• [What to produce]: Reproduce the records below exactly, leaving out any pictures.
** Start Materials provided **
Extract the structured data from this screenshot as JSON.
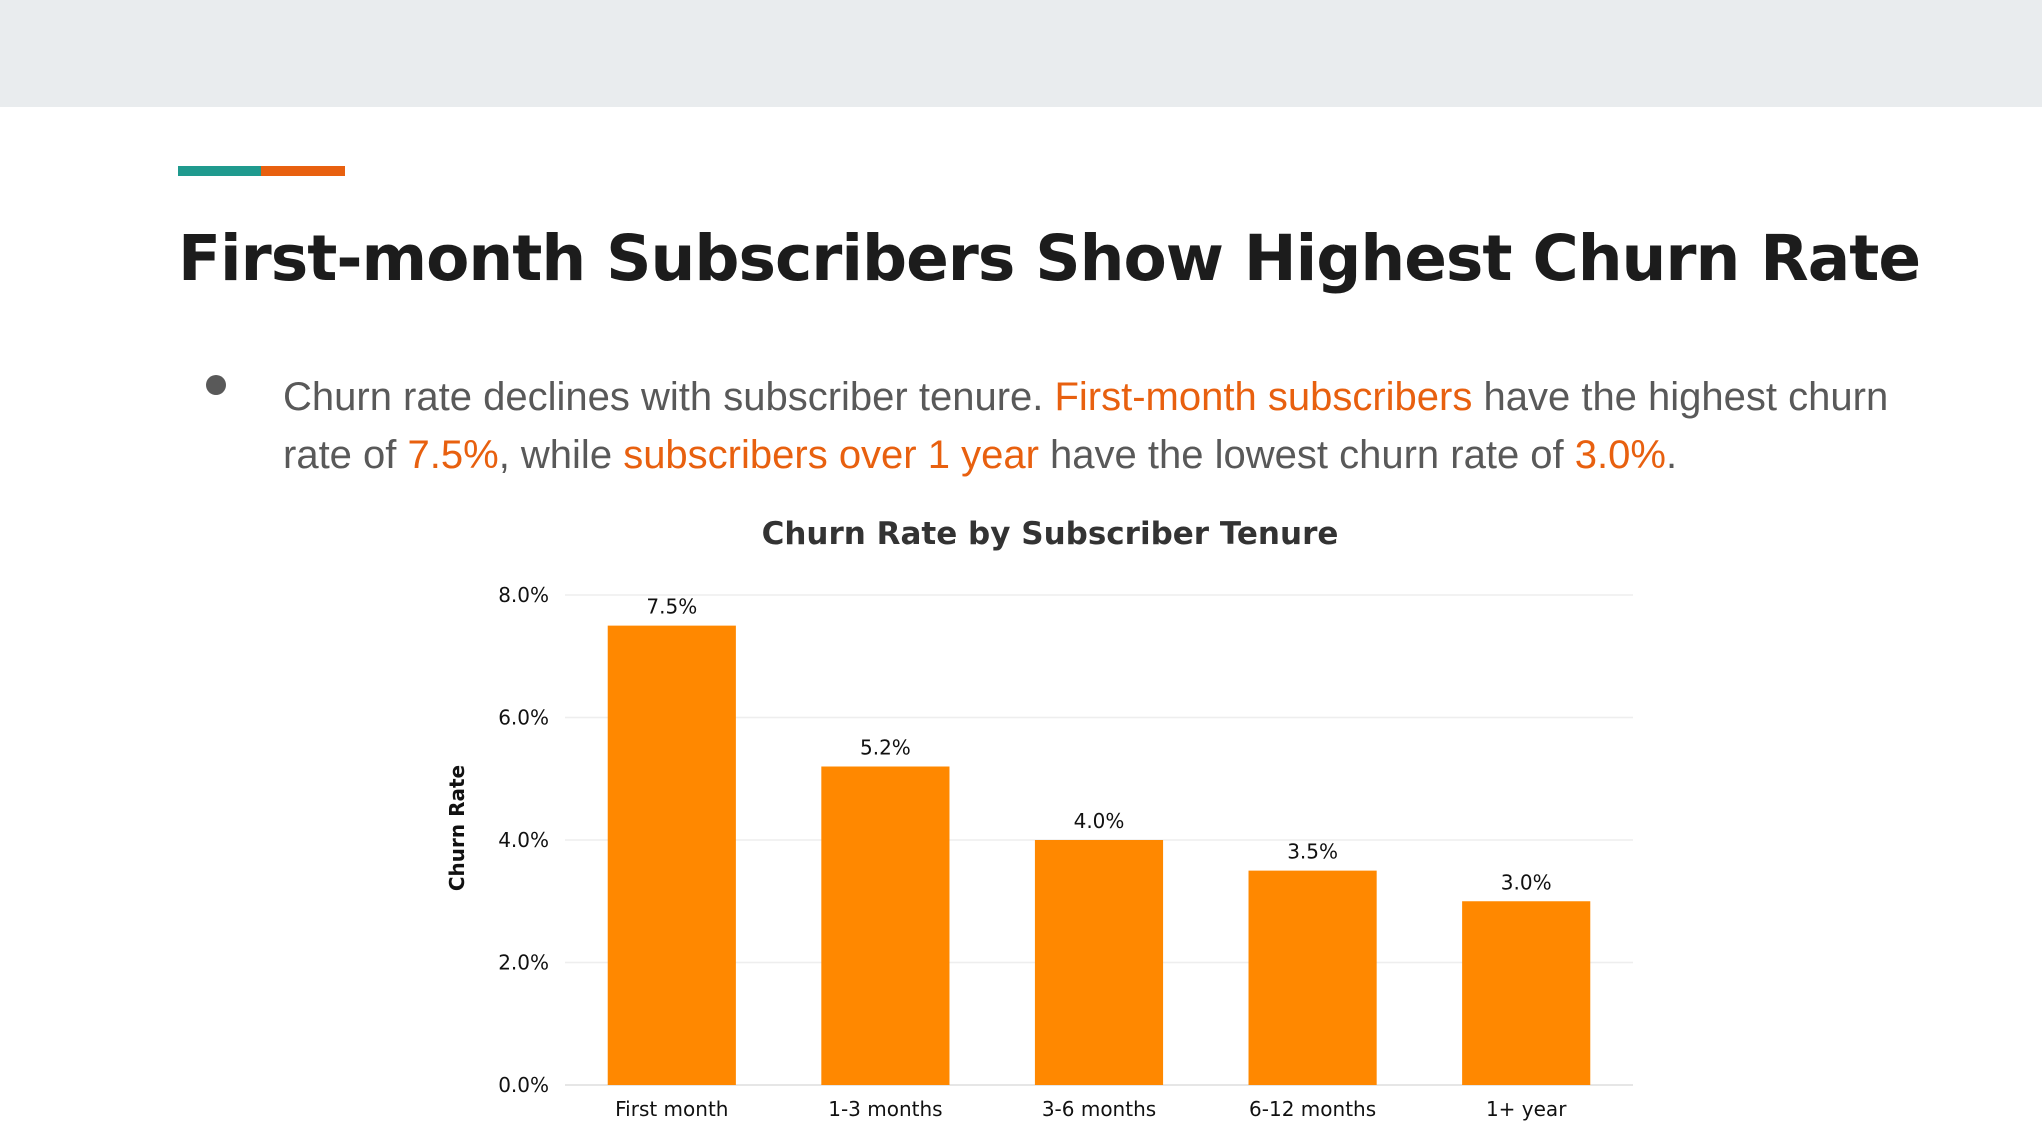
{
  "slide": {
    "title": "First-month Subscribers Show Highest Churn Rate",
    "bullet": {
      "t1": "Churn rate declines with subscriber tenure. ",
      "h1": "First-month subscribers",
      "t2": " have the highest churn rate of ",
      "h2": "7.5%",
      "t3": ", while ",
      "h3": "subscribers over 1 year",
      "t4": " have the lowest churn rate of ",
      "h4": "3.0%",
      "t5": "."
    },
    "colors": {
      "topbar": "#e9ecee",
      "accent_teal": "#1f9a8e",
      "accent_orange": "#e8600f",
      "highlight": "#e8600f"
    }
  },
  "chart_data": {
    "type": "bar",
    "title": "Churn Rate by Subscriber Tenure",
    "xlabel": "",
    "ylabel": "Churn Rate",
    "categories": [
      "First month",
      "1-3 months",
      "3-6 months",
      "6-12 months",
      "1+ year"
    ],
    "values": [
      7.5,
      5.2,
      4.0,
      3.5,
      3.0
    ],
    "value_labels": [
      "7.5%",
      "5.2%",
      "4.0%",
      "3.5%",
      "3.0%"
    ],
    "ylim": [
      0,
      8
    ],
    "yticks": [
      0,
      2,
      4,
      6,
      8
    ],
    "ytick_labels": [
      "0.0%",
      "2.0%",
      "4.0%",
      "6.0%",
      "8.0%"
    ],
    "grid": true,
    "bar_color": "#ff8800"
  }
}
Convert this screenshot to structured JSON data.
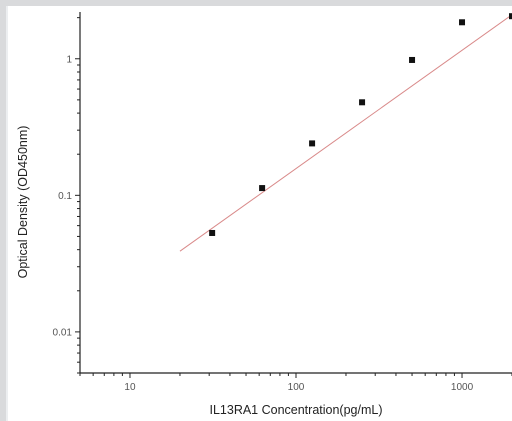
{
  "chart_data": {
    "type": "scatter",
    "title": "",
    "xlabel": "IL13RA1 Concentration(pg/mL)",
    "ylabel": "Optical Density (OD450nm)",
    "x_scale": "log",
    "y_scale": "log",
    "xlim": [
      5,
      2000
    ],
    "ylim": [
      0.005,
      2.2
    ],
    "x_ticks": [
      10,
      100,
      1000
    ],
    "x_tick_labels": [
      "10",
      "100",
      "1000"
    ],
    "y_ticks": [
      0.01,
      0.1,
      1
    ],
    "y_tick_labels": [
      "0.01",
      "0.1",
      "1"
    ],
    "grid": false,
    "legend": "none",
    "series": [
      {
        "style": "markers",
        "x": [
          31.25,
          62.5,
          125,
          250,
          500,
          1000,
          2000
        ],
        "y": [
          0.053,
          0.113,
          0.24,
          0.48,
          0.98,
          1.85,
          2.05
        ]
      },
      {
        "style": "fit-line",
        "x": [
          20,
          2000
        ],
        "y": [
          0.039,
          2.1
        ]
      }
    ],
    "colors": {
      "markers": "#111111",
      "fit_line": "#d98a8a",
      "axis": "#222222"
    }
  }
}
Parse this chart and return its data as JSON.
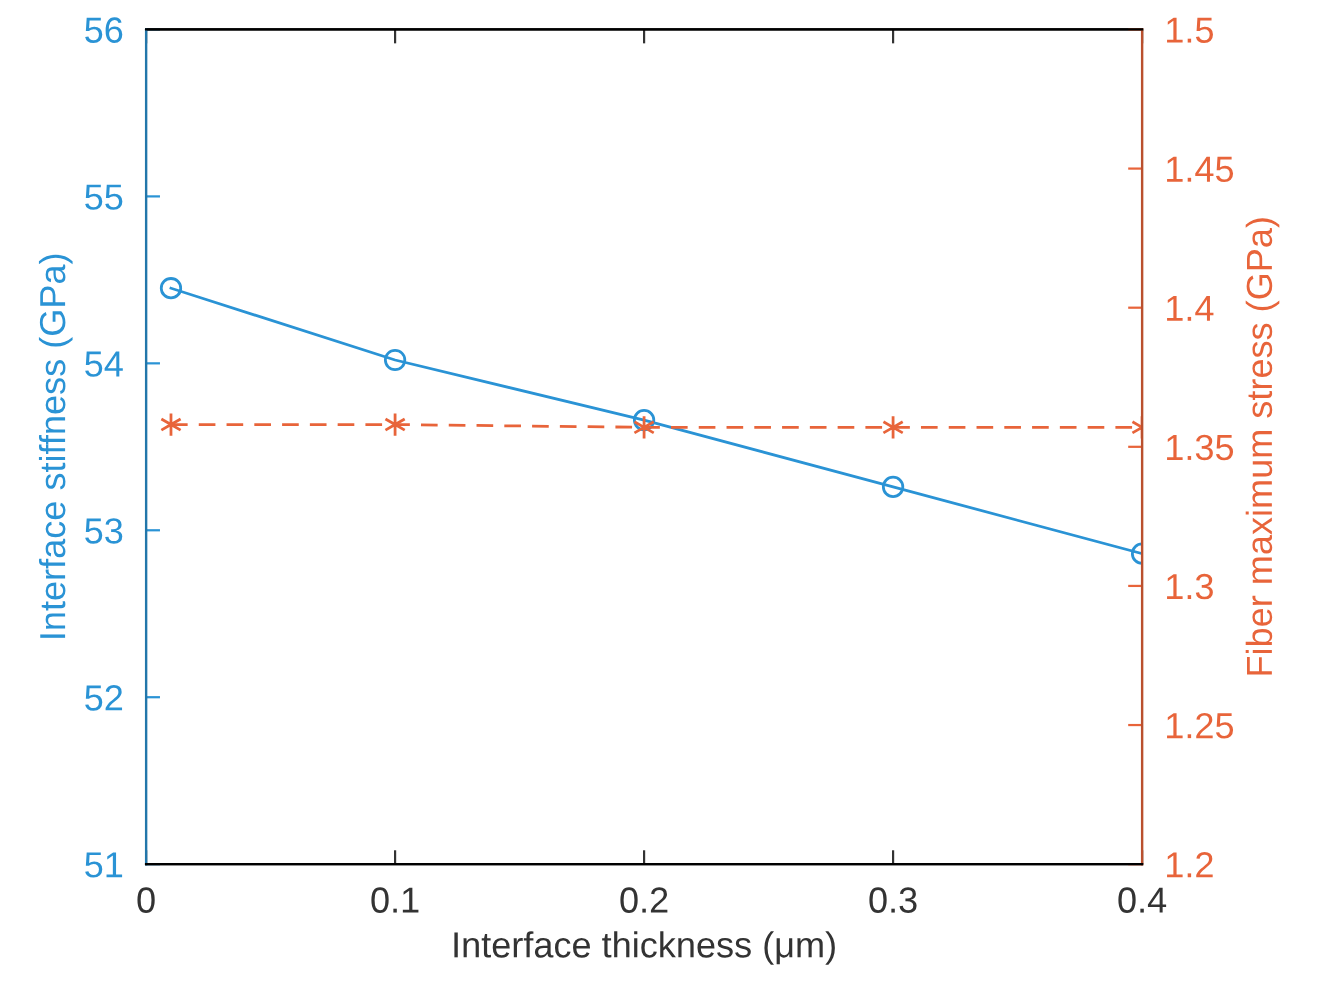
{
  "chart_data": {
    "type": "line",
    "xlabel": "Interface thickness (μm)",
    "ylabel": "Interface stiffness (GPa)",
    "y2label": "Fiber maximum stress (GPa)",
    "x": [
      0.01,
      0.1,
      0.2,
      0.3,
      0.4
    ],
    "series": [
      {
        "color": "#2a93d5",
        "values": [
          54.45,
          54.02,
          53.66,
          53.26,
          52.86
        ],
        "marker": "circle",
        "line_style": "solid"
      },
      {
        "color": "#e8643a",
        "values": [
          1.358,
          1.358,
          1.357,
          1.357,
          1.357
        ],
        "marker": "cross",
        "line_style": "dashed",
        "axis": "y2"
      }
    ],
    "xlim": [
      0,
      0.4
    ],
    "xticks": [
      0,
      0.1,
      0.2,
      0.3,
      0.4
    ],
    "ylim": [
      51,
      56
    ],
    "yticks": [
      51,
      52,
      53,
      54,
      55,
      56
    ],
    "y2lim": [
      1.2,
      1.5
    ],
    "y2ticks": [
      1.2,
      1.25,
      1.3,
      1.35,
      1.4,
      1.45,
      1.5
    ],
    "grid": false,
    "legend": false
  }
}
** End Materials provided **
• [Result of this task]:
Extract the structured data from this screenshot as JSON.
{
  "slide": {
    "title": "First-month Subscribers Show Highest Churn Rate",
    "bullet": {
      "t1": "Churn rate declines with subscriber tenure. ",
      "h1": "First-month subscribers",
      "t2": " have the highest churn rate of ",
      "h2": "7.5%",
      "t3": ", while ",
      "h3": "subscribers over 1 year",
      "t4": " have the lowest churn rate of ",
      "h4": "3.0%",
      "t5": "."
    },
    "colors": {
      "topbar": "#e9ecee",
      "accent_teal": "#1f9a8e",
      "accent_orange": "#e8600f",
      "highlight": "#e8600f"
    }
  },
  "chart_data": {
    "type": "bar",
    "title": "Churn Rate by Subscriber Tenure",
    "xlabel": "",
    "ylabel": "Churn Rate",
    "categories": [
      "First month",
      "1-3 months",
      "3-6 months",
      "6-12 months",
      "1+ year"
    ],
    "values": [
      7.5,
      5.2,
      4.0,
      3.5,
      3.0
    ],
    "value_labels": [
      "7.5%",
      "5.2%",
      "4.0%",
      "3.5%",
      "3.0%"
    ],
    "ylim": [
      0,
      8
    ],
    "yticks": [
      0,
      2,
      4,
      6,
      8
    ],
    "ytick_labels": [
      "0.0%",
      "2.0%",
      "4.0%",
      "6.0%",
      "8.0%"
    ],
    "grid": true,
    "bar_color": "#ff8800"
  }
}
Convert this screenshot to structured JSON data.
{
  "chart_data": {
    "type": "scatter",
    "title": "",
    "xlabel": "IL13RA1 Concentration(pg/mL)",
    "ylabel": "Optical Density (OD450nm)",
    "x_scale": "log",
    "y_scale": "log",
    "xlim": [
      5,
      2000
    ],
    "ylim": [
      0.005,
      2.2
    ],
    "x_ticks": [
      10,
      100,
      1000
    ],
    "x_tick_labels": [
      "10",
      "100",
      "1000"
    ],
    "y_ticks": [
      0.01,
      0.1,
      1
    ],
    "y_tick_labels": [
      "0.01",
      "0.1",
      "1"
    ],
    "grid": false,
    "legend": "none",
    "series": [
      {
        "style": "markers",
        "x": [
          31.25,
          62.5,
          125,
          250,
          500,
          1000,
          2000
        ],
        "y": [
          0.053,
          0.113,
          0.24,
          0.48,
          0.98,
          1.85,
          2.05
        ]
      },
      {
        "style": "fit-line",
        "x": [
          20,
          2000
        ],
        "y": [
          0.039,
          2.1
        ]
      }
    ],
    "colors": {
      "markers": "#111111",
      "fit_line": "#d98a8a",
      "axis": "#222222"
    }
  }
}
Parse this chart and return its data as JSON.
{
  "chart_data": {
    "type": "line",
    "xlabel": "Interface thickness (μm)",
    "ylabel": "Interface stiffness (GPa)",
    "y2label": "Fiber maximum stress (GPa)",
    "x": [
      0.01,
      0.1,
      0.2,
      0.3,
      0.4
    ],
    "series": [
      {
        "color": "#2a93d5",
        "values": [
          54.45,
          54.02,
          53.66,
          53.26,
          52.86
        ],
        "marker": "circle",
        "line_style": "solid"
      },
      {
        "color": "#e8643a",
        "values": [
          1.358,
          1.358,
          1.357,
          1.357,
          1.357
        ],
        "marker": "cross",
        "line_style": "dashed",
        "axis": "y2"
      }
    ],
    "xlim": [
      0,
      0.4
    ],
    "xticks": [
      0,
      0.1,
      0.2,
      0.3,
      0.4
    ],
    "ylim": [
      51,
      56
    ],
    "yticks": [
      51,
      52,
      53,
      54,
      55,
      56
    ],
    "y2lim": [
      1.2,
      1.5
    ],
    "y2ticks": [
      1.2,
      1.25,
      1.3,
      1.35,
      1.4,
      1.45,
      1.5
    ],
    "grid": false,
    "legend": false
  }
}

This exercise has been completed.